RECORDS TO PROCESS
◇ ◇ ◇ ◇

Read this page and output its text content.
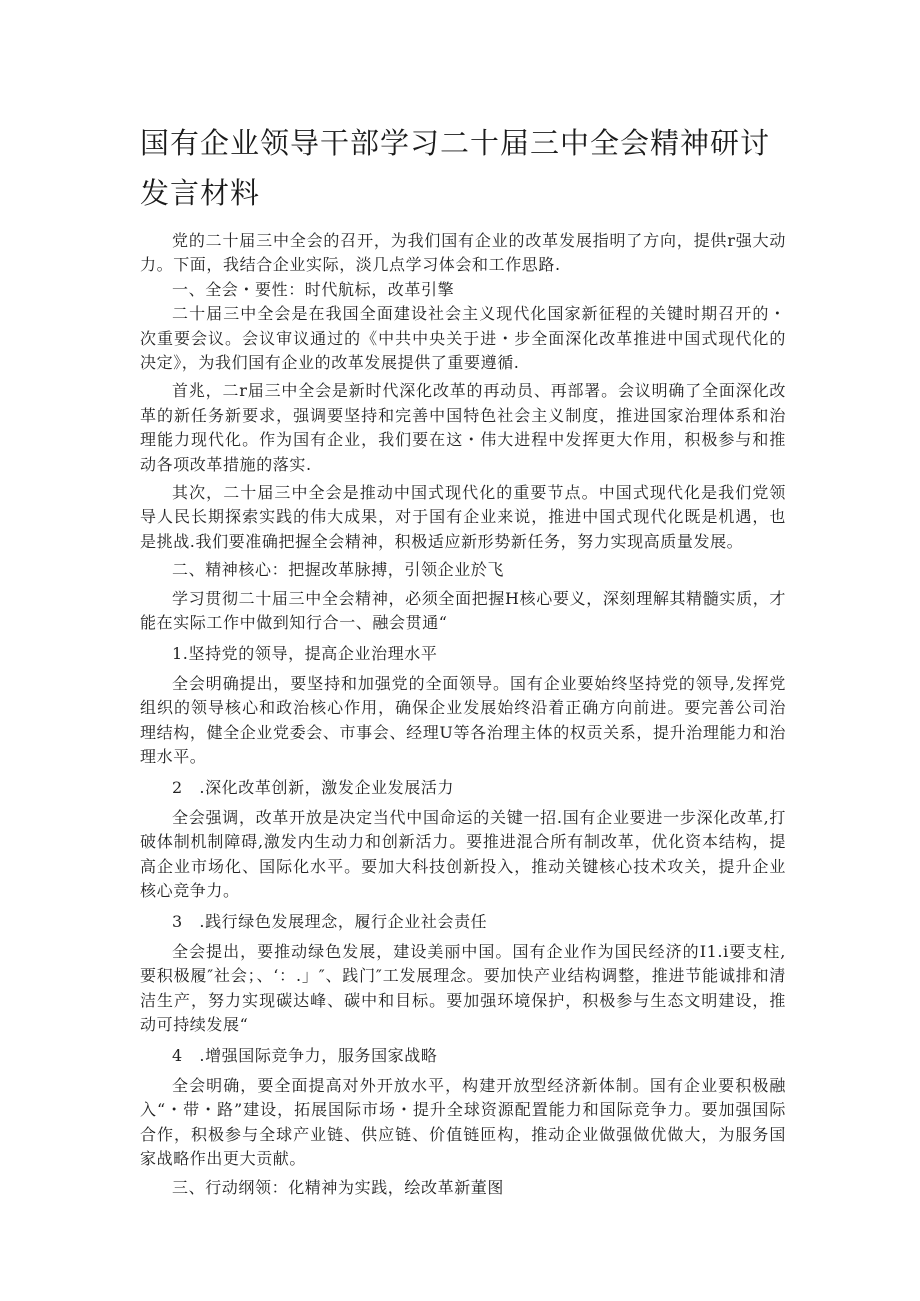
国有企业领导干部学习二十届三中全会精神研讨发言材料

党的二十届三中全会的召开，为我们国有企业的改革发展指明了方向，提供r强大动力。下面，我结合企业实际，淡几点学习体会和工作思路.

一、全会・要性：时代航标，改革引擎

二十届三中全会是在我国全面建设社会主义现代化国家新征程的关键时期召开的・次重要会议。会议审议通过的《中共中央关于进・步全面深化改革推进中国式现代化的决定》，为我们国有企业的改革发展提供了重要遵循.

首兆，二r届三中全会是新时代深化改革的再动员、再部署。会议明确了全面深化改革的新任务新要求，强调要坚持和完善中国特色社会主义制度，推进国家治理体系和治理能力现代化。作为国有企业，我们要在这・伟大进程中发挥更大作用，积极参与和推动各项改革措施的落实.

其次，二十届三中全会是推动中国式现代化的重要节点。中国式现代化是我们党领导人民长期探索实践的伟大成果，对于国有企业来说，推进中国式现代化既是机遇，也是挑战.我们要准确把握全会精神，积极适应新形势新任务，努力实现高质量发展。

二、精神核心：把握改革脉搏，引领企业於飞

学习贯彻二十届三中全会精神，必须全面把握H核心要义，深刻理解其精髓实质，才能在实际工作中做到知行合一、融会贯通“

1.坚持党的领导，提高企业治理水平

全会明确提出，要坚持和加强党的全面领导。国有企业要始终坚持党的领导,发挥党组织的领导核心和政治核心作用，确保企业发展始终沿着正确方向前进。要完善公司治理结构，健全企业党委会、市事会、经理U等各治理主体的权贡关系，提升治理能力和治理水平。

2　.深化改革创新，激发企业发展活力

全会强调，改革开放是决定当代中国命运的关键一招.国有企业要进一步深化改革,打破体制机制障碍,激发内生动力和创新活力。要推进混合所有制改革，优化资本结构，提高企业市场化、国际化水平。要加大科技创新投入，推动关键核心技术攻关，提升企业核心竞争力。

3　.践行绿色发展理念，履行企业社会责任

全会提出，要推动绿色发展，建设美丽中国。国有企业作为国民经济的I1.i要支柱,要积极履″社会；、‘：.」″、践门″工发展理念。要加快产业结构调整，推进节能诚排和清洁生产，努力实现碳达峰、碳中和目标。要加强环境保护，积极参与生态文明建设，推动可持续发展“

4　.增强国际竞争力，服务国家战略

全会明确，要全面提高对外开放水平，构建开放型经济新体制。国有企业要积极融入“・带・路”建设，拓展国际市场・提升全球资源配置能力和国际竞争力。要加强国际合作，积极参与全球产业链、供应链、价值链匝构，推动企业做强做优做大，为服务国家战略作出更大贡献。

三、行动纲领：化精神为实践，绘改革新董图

◇ ◇ ◇ ◇

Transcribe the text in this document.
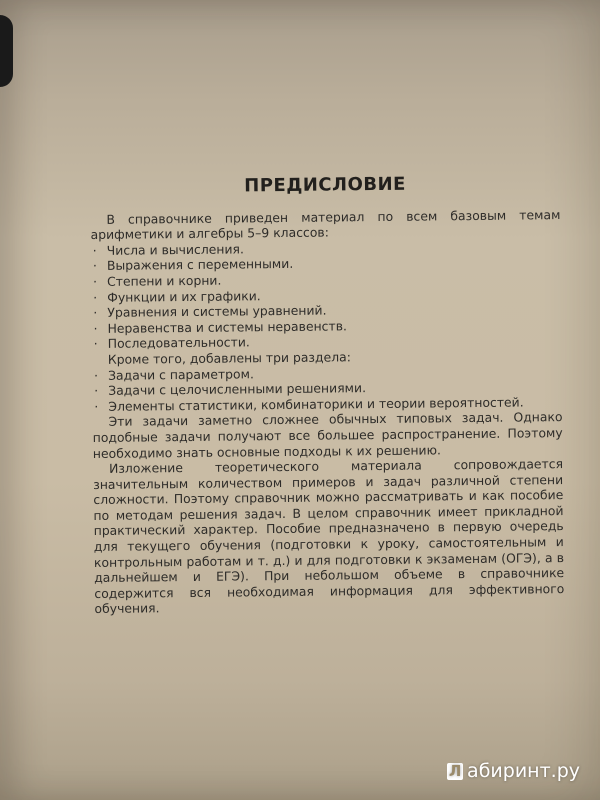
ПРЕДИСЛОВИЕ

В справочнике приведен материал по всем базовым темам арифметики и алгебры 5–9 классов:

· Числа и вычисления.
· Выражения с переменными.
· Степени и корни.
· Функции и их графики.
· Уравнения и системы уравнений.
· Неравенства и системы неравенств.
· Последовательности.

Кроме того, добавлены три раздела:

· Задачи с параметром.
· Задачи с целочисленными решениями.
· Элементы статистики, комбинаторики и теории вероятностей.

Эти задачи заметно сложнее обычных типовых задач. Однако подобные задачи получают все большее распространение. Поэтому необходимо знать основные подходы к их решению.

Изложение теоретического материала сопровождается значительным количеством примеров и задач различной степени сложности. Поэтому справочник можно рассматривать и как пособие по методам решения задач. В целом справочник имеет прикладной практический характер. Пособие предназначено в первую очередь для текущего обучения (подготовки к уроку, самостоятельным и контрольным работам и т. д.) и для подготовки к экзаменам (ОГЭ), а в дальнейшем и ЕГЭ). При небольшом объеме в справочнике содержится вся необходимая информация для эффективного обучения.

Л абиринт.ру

◇ ◇ ◇ ◇

TO DO
The answer is one number: how many lines of the material above contain "Поэтому".

TASK ANSWER
2